Scan each line of the records for the word "Temperature" and extract the ones that have it.
· · · · ·
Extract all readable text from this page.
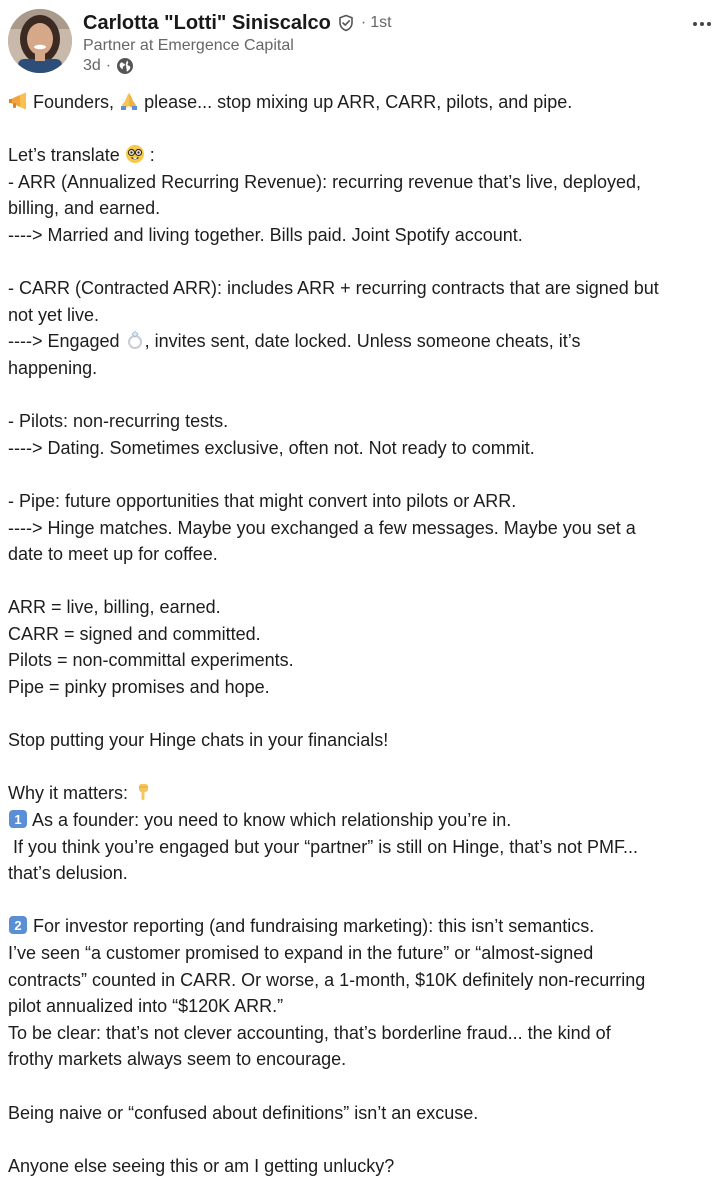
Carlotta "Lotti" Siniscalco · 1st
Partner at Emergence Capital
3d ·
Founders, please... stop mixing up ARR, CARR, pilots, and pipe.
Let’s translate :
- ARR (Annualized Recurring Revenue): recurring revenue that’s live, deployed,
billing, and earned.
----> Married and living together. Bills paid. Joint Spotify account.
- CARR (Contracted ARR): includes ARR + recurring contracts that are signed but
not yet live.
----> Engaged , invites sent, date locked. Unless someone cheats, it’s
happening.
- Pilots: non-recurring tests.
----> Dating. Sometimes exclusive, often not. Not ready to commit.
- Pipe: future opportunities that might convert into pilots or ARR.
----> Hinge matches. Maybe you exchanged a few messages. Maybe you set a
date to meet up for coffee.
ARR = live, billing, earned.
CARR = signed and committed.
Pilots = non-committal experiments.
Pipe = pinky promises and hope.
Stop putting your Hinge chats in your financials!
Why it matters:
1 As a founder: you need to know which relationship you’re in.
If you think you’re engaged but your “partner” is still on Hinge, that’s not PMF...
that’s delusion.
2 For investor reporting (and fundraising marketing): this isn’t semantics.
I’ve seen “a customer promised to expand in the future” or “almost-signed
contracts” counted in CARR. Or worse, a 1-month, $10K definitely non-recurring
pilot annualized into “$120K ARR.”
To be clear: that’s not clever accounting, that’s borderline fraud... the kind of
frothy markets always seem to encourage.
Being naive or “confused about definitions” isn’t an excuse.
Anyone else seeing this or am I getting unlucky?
· · · · ·
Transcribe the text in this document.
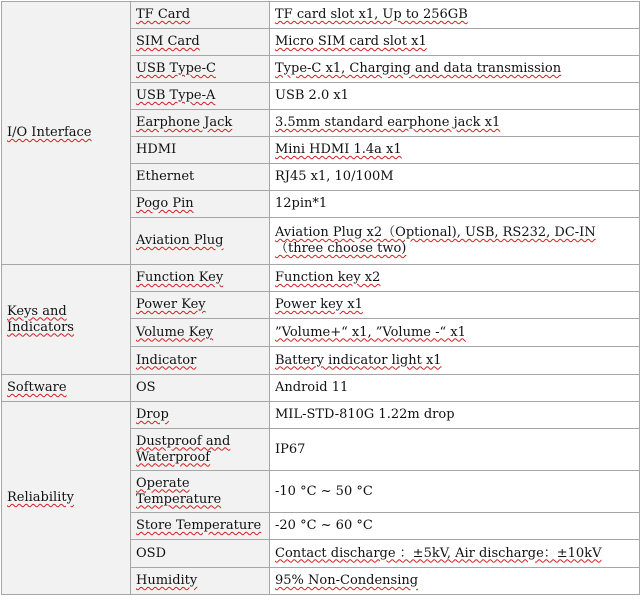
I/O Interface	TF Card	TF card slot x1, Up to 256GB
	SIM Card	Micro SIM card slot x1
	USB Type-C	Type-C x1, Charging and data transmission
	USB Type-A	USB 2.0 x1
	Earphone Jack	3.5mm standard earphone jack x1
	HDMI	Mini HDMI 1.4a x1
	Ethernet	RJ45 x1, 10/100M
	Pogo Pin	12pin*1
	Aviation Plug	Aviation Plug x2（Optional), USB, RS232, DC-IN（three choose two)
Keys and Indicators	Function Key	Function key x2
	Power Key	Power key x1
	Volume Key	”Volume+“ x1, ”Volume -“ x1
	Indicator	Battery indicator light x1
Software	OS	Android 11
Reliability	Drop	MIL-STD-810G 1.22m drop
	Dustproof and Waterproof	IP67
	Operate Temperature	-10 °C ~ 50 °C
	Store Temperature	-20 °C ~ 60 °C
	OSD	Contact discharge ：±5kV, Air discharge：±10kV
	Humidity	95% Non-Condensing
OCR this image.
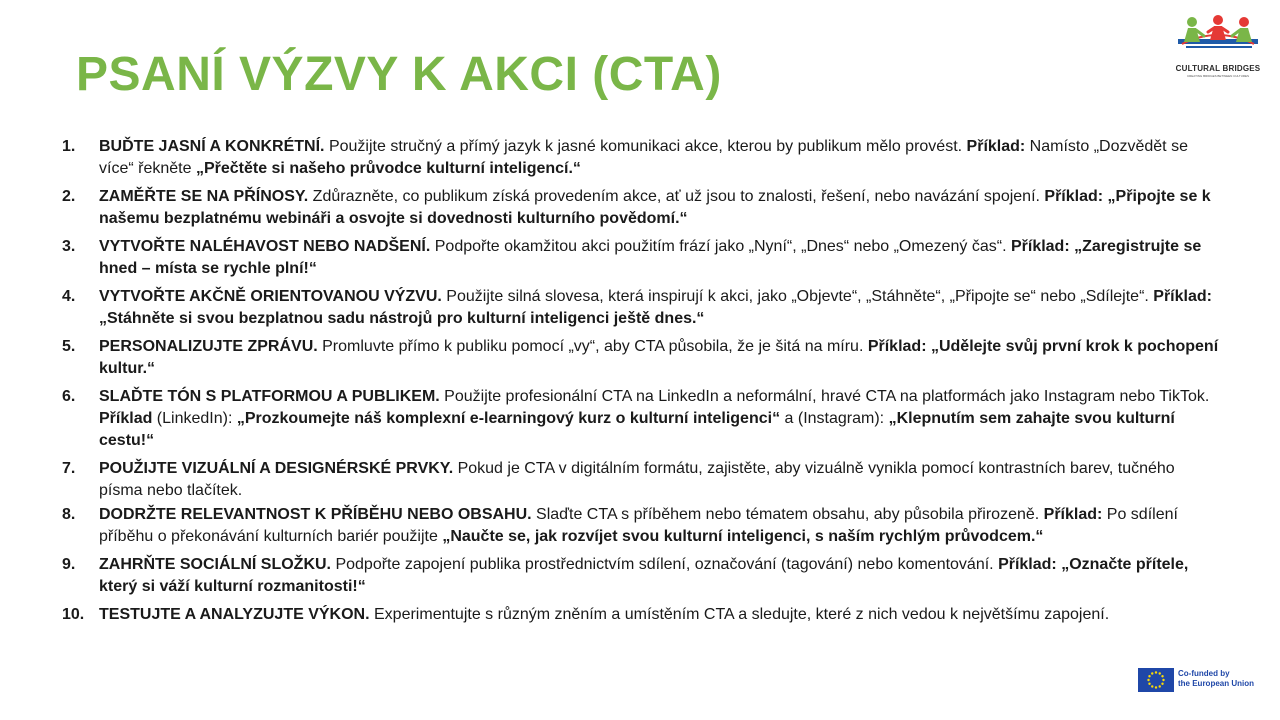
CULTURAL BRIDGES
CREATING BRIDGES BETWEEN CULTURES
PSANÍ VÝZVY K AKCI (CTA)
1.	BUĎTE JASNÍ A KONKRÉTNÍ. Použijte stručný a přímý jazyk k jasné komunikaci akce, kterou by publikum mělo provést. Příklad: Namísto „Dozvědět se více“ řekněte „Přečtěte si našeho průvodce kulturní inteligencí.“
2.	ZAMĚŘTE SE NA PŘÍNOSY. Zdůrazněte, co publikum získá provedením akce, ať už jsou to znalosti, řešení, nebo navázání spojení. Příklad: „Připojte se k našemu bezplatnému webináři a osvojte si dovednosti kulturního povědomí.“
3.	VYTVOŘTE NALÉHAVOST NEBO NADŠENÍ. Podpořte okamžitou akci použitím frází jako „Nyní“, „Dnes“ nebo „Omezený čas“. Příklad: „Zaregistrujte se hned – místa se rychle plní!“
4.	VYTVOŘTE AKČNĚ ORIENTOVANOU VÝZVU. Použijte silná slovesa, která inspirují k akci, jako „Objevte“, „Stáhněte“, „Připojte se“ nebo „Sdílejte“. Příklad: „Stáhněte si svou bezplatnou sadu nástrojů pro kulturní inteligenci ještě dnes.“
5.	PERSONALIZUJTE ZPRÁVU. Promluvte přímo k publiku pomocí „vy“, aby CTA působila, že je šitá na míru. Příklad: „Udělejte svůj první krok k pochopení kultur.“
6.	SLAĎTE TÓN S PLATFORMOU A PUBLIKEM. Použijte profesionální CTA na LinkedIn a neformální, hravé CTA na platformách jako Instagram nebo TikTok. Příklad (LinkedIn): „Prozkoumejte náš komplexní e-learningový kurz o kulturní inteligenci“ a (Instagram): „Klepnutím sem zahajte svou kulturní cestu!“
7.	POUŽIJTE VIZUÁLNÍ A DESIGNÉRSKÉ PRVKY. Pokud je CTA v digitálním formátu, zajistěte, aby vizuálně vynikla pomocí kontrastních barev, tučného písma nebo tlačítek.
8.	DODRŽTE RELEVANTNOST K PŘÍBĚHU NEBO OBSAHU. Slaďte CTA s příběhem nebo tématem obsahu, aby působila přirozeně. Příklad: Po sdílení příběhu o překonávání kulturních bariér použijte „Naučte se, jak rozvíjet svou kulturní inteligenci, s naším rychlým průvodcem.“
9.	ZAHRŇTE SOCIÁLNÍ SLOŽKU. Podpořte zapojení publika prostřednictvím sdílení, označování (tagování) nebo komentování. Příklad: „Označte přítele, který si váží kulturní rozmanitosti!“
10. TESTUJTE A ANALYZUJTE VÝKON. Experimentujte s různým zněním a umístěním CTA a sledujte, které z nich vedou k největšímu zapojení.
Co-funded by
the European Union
· · · · ·
- **Problem solution**:
	Operate Temperature	-10 °C ~ 50 °C
	Store Temperature	-20 °C ~ 60 °C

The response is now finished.